▶ EXERCISE REQUIREMENTS
Give the number of lines containing the word "this" and nothing more.

[Data listing]

◆ ◆ ◆ ◆

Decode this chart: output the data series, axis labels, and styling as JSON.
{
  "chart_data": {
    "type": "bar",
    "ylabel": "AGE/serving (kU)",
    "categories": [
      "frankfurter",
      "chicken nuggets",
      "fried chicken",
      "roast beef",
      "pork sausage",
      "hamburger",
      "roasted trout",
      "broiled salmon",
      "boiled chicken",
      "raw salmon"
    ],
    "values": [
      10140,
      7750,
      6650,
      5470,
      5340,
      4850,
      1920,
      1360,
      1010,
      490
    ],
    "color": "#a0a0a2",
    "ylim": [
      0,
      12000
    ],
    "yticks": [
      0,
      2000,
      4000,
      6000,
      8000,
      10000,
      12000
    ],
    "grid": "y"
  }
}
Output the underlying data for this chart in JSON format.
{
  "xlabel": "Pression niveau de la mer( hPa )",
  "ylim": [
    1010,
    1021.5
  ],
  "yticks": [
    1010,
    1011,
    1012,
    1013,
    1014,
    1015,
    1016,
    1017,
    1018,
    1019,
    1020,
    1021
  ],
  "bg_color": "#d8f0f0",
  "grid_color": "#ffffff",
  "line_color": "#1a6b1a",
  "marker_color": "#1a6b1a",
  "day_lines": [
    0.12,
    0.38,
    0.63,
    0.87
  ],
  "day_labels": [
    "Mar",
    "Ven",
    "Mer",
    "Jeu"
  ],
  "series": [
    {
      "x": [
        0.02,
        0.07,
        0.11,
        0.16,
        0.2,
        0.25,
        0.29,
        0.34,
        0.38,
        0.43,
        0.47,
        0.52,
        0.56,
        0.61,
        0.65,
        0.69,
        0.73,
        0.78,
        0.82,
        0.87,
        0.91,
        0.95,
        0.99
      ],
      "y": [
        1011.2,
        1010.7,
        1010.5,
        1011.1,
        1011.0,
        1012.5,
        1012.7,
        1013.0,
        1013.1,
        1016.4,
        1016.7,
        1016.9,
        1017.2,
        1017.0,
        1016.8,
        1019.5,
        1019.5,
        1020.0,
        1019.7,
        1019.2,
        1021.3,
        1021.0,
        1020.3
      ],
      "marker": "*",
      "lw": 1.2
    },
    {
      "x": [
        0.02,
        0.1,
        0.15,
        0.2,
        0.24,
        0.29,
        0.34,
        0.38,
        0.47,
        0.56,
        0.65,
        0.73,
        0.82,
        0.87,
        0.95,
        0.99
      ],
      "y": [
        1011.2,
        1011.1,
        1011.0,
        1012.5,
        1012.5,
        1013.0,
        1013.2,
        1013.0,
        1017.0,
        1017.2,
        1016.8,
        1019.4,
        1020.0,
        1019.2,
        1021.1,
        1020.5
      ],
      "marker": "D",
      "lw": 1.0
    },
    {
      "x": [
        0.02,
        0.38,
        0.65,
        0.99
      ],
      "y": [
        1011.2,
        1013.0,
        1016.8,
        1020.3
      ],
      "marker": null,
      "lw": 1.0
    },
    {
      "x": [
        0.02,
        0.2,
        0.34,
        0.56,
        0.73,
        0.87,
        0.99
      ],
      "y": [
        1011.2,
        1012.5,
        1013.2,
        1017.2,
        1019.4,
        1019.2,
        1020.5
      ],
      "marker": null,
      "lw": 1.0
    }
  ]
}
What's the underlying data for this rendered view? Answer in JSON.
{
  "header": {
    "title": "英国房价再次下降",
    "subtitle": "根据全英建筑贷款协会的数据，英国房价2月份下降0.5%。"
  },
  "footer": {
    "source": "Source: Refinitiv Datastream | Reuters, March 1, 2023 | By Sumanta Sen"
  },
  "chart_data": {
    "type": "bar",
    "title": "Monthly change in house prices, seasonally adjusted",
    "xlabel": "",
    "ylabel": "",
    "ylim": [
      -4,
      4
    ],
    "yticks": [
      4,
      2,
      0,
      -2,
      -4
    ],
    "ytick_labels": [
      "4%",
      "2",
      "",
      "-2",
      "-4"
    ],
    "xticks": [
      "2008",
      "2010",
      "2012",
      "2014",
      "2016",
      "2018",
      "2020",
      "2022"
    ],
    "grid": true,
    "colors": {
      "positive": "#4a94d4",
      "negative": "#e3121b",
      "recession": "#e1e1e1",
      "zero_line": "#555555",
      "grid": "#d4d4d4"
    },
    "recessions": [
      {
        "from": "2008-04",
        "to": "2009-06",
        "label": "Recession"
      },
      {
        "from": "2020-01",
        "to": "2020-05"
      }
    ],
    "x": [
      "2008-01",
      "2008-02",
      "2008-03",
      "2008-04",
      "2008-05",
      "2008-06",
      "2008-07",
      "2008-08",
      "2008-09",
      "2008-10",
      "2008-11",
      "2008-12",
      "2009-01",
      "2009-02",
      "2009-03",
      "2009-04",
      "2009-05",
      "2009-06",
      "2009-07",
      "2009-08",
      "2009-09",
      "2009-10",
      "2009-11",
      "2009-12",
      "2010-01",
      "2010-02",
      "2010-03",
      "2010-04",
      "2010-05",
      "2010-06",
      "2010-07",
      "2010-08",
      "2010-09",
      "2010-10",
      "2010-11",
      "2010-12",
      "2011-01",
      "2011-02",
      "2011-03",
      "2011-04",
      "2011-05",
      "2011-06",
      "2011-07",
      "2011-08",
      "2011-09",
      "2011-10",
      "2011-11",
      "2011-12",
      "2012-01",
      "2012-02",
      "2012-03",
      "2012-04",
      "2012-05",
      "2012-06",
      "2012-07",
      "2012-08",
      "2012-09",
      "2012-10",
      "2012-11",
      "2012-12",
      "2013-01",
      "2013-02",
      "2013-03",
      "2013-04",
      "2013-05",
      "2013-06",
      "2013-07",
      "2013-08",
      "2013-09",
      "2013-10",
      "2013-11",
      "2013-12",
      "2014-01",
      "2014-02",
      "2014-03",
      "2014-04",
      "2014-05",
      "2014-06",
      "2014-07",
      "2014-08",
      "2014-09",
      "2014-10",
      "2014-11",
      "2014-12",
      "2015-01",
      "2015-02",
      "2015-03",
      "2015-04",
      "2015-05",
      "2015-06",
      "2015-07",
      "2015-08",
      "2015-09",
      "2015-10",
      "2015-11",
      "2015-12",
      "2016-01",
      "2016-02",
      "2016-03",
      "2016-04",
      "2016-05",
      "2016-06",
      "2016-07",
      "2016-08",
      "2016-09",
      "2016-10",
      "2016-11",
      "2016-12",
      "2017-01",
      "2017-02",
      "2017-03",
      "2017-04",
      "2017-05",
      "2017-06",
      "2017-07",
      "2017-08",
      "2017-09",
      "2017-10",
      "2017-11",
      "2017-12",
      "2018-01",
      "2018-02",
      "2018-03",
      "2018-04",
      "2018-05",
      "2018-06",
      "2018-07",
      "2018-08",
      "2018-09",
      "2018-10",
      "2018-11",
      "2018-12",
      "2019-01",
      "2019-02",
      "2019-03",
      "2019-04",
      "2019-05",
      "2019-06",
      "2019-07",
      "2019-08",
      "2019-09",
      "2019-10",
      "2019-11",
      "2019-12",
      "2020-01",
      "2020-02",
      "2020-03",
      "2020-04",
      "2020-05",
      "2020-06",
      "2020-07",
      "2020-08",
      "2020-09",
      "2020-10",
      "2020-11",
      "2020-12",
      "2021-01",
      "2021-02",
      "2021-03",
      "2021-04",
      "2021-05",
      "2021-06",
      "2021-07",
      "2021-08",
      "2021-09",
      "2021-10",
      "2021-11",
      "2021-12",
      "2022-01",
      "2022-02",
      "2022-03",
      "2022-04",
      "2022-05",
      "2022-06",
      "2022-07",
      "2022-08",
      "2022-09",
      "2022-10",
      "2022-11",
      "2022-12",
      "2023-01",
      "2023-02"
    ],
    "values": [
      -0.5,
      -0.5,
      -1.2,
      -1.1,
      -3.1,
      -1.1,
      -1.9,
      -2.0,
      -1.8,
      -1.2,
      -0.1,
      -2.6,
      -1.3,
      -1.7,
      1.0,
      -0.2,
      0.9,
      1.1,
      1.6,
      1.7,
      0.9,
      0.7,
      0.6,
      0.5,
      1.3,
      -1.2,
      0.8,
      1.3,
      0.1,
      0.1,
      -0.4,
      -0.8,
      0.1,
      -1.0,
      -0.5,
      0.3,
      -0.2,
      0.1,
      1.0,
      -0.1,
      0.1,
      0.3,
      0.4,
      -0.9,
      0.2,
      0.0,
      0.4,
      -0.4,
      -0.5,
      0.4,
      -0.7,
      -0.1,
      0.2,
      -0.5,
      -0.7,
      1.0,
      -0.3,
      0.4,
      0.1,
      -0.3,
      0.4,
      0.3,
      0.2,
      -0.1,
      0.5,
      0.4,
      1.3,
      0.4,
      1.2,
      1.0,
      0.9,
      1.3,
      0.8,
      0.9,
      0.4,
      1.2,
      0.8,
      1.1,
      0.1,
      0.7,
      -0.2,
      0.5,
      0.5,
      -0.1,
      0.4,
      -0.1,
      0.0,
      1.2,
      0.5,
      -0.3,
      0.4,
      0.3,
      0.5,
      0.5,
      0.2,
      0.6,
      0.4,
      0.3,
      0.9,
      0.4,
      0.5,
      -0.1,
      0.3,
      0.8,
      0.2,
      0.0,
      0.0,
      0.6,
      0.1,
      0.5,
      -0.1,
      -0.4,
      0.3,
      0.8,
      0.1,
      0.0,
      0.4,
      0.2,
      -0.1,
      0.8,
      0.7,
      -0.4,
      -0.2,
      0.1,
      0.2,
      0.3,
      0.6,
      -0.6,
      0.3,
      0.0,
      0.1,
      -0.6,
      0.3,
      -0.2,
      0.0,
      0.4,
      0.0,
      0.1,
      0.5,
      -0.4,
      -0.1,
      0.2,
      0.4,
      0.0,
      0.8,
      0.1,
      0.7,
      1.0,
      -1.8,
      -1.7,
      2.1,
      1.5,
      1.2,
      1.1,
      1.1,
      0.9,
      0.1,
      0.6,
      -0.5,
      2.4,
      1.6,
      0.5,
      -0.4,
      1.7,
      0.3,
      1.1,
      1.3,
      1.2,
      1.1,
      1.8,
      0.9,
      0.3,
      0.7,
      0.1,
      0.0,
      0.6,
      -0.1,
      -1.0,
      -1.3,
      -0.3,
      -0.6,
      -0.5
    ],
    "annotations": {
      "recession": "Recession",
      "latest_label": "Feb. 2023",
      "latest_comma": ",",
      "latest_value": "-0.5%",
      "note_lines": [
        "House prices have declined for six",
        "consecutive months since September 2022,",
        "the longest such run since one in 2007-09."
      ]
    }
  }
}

◆ ◆ ◆ ◆

▶ COMPLETE ANSWER
3